* Begin *

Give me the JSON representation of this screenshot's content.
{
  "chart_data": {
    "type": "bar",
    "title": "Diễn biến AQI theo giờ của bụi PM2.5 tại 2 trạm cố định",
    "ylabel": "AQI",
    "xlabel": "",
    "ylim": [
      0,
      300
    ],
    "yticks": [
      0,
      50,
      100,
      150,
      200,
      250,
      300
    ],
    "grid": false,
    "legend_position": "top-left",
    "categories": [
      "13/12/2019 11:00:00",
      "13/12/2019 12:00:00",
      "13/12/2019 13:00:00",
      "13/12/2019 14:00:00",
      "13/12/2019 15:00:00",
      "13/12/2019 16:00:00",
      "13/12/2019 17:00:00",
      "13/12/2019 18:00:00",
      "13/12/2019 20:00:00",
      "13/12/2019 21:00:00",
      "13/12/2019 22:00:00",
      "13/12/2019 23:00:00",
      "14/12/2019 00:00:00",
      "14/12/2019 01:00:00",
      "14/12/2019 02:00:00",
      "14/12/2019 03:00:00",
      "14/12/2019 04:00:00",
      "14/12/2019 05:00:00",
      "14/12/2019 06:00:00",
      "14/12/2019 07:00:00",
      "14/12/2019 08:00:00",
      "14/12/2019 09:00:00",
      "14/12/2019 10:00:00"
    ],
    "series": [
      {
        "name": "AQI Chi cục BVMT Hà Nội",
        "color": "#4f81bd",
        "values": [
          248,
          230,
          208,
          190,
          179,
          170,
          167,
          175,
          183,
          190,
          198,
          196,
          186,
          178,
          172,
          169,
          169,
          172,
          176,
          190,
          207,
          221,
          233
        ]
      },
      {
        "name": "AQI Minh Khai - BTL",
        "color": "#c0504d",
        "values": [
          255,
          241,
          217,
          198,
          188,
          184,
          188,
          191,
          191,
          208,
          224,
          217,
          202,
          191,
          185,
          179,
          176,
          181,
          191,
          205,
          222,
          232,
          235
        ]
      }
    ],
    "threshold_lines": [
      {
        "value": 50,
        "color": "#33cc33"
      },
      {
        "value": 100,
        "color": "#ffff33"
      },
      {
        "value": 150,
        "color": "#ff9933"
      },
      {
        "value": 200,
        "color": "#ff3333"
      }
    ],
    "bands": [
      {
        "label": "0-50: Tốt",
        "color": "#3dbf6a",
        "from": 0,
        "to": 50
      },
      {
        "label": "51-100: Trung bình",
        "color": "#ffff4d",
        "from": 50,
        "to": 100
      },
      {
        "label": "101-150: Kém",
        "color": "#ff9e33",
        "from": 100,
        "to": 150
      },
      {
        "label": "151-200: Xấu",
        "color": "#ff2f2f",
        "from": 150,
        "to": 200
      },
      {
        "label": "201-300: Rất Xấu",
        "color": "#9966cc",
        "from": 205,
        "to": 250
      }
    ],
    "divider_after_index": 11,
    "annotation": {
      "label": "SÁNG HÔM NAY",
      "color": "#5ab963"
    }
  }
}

* End *

### SHORT PROBLEM
Every line of the data above should be copied exactly.

### CORRECT RESULT
Give me the JSON representation of this screenshot's content.
{
  "chart_data": {
    "type": "bar",
    "title": "Diễn biến AQI theo giờ của bụi PM2.5 tại 2 trạm cố định",
    "ylabel": "AQI",
    "xlabel": "",
    "ylim": [
      0,
      300
    ],
    "yticks": [
      0,
      50,
      100,
      150,
      200,
      250,
      300
    ],
    "grid": false,
    "legend_position": "top-left",
    "categories": [
      "13/12/2019 11:00:00",
      "13/12/2019 12:00:00",
      "13/12/2019 13:00:00",
      "13/12/2019 14:00:00",
      "13/12/2019 15:00:00",
      "13/12/2019 16:00:00",
      "13/12/2019 17:00:00",
      "13/12/2019 18:00:00",
      "13/12/2019 20:00:00",
      "13/12/2019 21:00:00",
      "13/12/2019 22:00:00",
      "13/12/2019 23:00:00",
      "14/12/2019 00:00:00",
      "14/12/2019 01:00:00",
      "14/12/2019 02:00:00",
      "14/12/2019 03:00:00",
      "14/12/2019 04:00:00",
      "14/12/2019 05:00:00",
      "14/12/2019 06:00:00",
      "14/12/2019 07:00:00",
      "14/12/2019 08:00:00",
      "14/12/2019 09:00:00",
      "14/12/2019 10:00:00"
    ],
    "series": [
      {
        "name": "AQI Chi cục BVMT Hà Nội",
        "color": "#4f81bd",
        "values": [
          248,
          230,
          208,
          190,
          179,
          170,
          167,
          175,
          183,
          190,
          198,
          196,
          186,
          178,
          172,
          169,
          169,
          172,
          176,
          190,
          207,
          221,
          233
        ]
      },
      {
        "name": "AQI Minh Khai - BTL",
        "color": "#c0504d",
        "values": [
          255,
          241,
          217,
          198,
          188,
          184,
          188,
          191,
          191,
          208,
          224,
          217,
          202,
          191,
          185,
          179,
          176,
          181,
          191,
          205,
          222,
          232,
          235
        ]
      }
    ],
    "threshold_lines": [
      {
        "value": 50,
        "color": "#33cc33"
      },
      {
        "value": 100,
        "color": "#ffff33"
      },
      {
        "value": 150,
        "color": "#ff9933"
      },
      {
        "value": 200,
        "color": "#ff3333"
      }
    ],
    "bands": [
      {
        "label": "0-50: Tốt",
        "color": "#3dbf6a",
        "from": 0,
        "to": 50
      },
      {
        "label": "51-100: Trung bình",
        "color": "#ffff4d",
        "from": 50,
        "to": 100
      },
      {
        "label": "101-150: Kém",
        "color": "#ff9e33",
        "from": 100,
        "to": 150
      },
      {
        "label": "151-200: Xấu",
        "color": "#ff2f2f",
        "from": 150,
        "to": 200
      },
      {
        "label": "201-300: Rất Xấu",
        "color": "#9966cc",
        "from": 205,
        "to": 250
      }
    ],
    "divider_after_index": 11,
    "annotation": {
      "label": "SÁNG HÔM NAY",
      "color": "#5ab963"
    }
  }
}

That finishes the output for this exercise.